--- Start of Records shown ---
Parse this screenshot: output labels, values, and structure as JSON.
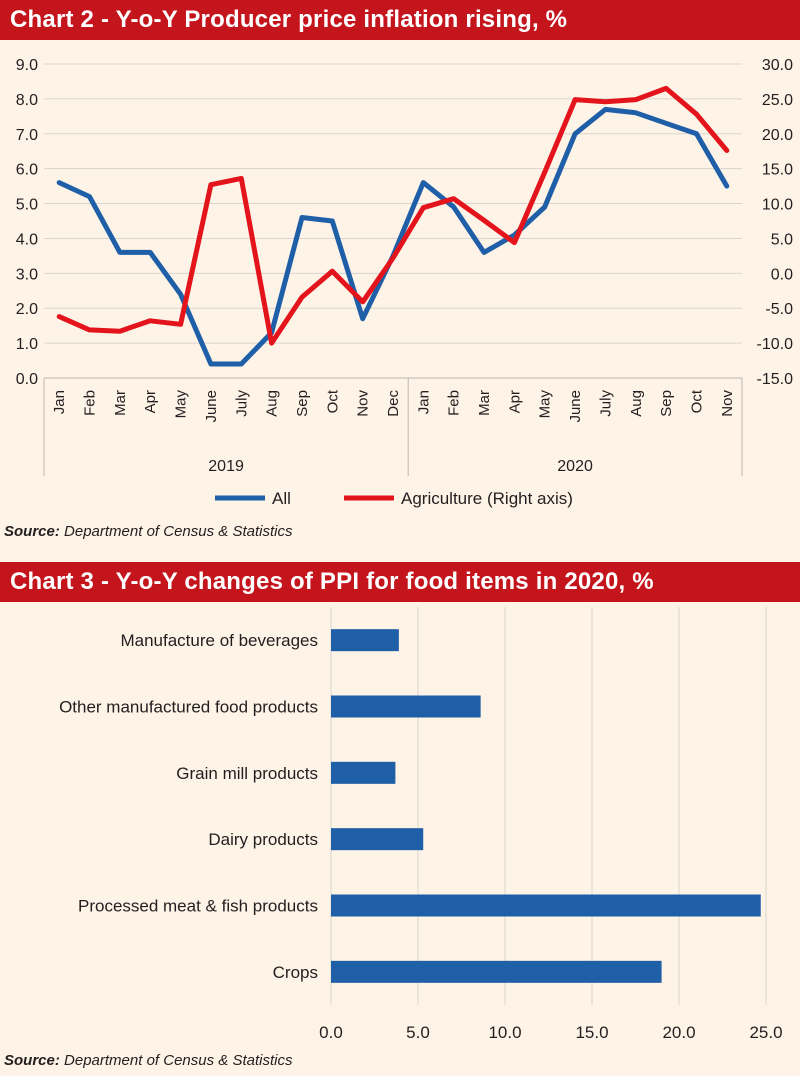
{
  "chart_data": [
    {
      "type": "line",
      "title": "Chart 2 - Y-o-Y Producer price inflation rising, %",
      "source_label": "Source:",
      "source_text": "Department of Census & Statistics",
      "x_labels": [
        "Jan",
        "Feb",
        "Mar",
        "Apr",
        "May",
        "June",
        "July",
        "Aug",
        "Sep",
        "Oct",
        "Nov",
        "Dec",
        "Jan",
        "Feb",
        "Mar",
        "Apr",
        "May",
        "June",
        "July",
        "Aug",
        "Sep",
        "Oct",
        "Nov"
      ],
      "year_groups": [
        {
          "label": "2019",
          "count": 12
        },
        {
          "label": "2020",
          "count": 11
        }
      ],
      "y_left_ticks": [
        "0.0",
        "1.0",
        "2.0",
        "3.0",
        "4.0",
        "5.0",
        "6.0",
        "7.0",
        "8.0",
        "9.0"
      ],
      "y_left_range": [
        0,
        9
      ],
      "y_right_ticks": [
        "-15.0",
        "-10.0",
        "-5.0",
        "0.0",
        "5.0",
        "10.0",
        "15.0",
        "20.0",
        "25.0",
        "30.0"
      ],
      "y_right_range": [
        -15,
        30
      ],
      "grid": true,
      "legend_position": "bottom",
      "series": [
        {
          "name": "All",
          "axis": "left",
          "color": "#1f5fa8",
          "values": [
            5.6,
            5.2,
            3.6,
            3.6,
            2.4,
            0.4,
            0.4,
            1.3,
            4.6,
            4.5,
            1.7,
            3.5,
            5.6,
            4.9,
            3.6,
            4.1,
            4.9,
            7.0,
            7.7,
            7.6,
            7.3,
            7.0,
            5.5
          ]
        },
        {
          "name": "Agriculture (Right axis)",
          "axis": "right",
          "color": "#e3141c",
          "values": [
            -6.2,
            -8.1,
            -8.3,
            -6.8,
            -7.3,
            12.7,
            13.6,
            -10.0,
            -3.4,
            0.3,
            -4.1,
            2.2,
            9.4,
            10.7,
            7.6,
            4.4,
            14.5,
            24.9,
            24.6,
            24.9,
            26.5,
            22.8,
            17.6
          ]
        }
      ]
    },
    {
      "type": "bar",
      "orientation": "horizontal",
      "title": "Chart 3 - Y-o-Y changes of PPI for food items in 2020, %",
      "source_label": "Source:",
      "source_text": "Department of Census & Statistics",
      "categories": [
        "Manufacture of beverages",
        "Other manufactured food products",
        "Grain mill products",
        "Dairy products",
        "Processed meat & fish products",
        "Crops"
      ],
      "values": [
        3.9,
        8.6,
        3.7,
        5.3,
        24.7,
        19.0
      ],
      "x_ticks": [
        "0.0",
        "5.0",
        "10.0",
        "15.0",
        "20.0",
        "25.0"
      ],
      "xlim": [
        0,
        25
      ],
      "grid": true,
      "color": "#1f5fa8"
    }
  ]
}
--- End of Records shown ---
--- Start of Records shown ---
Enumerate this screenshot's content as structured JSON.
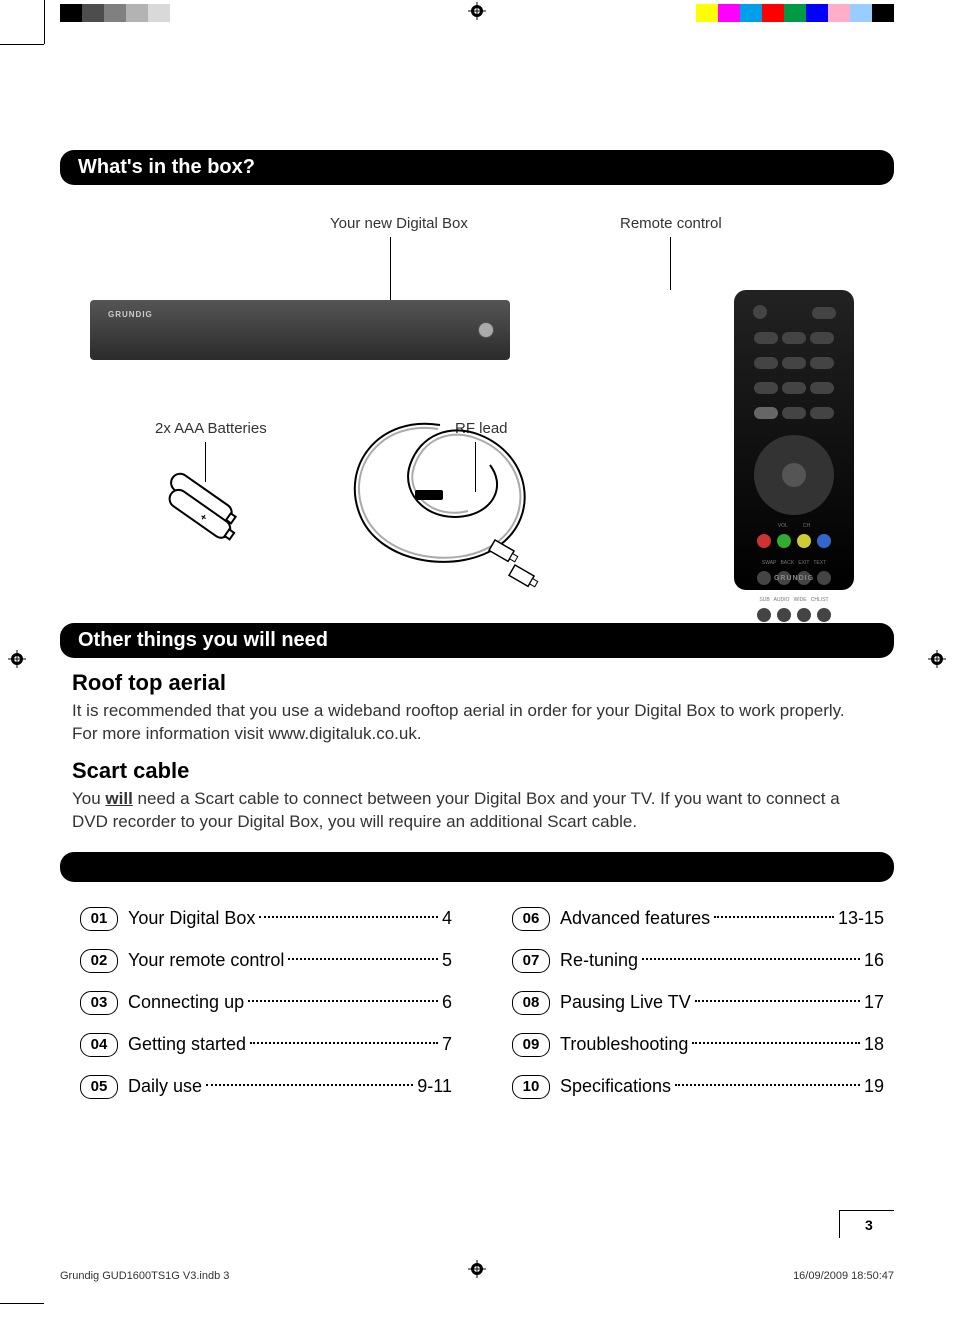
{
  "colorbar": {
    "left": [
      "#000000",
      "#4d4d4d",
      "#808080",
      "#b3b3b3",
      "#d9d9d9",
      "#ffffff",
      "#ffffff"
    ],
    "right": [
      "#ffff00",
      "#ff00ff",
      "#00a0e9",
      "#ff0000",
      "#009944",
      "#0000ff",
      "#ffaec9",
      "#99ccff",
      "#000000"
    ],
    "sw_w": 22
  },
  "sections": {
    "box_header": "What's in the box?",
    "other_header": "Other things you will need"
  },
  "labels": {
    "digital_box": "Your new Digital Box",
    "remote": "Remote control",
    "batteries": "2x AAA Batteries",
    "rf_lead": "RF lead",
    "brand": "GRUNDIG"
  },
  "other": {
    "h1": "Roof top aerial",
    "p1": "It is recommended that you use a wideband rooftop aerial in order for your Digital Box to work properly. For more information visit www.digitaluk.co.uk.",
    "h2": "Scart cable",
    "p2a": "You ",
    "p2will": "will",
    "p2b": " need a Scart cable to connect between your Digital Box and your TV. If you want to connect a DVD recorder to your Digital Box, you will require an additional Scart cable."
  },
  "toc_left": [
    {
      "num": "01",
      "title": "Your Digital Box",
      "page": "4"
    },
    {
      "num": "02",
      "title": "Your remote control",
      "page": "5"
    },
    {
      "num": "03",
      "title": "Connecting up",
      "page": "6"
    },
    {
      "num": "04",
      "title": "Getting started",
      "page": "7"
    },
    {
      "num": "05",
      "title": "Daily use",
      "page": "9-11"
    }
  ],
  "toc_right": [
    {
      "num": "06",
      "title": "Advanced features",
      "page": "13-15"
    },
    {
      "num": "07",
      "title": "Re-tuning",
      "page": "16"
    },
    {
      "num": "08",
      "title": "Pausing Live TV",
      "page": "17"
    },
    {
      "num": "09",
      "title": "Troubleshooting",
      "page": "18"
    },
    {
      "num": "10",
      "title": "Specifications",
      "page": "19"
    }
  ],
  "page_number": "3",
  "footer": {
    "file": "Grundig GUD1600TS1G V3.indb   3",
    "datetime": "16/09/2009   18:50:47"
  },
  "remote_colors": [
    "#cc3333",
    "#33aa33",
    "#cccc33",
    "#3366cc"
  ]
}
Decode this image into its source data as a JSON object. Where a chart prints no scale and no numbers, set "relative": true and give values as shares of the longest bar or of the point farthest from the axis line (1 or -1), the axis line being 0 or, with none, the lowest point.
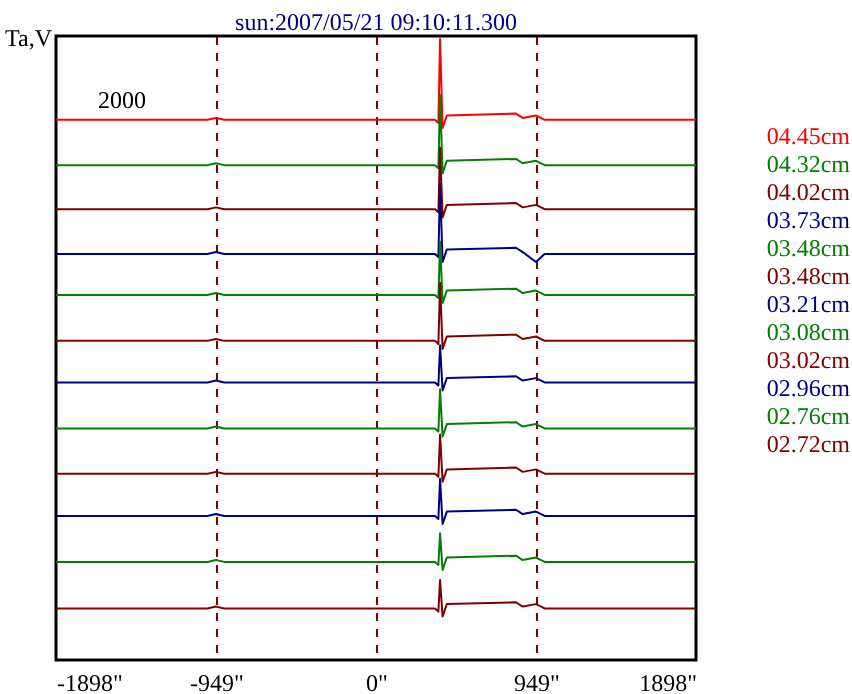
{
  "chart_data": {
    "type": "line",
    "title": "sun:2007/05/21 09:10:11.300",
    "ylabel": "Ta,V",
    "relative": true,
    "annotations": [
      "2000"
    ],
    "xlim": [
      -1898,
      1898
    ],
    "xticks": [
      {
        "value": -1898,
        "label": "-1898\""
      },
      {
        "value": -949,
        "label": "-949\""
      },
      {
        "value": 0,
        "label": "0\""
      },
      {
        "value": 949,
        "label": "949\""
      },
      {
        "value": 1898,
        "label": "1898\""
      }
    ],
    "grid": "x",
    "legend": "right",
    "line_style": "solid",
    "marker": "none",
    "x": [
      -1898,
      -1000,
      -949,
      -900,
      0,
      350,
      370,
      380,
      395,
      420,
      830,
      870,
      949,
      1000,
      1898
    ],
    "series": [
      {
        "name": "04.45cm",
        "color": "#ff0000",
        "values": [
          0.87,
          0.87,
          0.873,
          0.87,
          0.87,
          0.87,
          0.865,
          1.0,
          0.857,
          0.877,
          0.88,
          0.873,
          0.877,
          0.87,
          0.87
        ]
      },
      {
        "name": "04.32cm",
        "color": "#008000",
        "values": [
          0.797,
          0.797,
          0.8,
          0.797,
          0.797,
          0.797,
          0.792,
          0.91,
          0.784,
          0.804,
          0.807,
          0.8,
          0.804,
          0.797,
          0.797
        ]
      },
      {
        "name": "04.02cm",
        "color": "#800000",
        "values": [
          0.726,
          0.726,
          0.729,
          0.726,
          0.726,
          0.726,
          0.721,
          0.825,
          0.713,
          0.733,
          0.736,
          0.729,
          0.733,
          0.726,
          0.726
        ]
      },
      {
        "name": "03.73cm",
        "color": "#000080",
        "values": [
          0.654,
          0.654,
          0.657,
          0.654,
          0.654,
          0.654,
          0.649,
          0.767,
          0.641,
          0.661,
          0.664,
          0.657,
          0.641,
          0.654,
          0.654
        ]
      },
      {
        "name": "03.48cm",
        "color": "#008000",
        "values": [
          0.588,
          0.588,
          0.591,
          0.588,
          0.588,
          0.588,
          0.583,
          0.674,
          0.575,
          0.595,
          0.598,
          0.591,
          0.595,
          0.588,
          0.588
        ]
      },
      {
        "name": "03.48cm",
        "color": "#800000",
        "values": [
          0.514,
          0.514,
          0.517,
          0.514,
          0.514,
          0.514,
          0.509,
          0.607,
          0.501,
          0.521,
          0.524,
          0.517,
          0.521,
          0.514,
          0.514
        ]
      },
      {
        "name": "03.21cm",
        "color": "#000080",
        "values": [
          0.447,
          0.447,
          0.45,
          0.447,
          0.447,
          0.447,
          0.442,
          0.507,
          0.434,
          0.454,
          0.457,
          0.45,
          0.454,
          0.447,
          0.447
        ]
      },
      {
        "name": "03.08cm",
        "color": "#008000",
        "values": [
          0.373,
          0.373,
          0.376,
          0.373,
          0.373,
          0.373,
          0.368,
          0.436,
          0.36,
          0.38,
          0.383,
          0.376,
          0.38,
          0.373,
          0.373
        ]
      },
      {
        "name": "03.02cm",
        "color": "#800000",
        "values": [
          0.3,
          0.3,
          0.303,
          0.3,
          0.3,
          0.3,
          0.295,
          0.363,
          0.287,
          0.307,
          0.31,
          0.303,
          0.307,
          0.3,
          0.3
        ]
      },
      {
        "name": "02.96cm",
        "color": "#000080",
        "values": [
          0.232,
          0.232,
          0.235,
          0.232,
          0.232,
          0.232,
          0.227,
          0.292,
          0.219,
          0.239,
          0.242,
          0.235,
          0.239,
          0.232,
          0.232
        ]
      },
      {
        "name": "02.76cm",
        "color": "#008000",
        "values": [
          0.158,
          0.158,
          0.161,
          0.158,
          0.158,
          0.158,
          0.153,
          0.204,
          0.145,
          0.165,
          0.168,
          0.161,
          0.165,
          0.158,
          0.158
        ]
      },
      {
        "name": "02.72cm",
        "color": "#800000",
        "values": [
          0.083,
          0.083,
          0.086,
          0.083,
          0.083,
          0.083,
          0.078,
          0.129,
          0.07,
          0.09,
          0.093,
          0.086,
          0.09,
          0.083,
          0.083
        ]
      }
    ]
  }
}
--- End of Records shown ---
= Stated goal =
Locate the string "need" in the listing above and copy every line where it occurs.

= Answer in full =
    "other_header": "Other things you will need"
    "p2b": " need a Scart cable to connect between your Digital Box and your TV. If you want to connect a DVD recorder to your Digital Box, you will require an additional Scart cable."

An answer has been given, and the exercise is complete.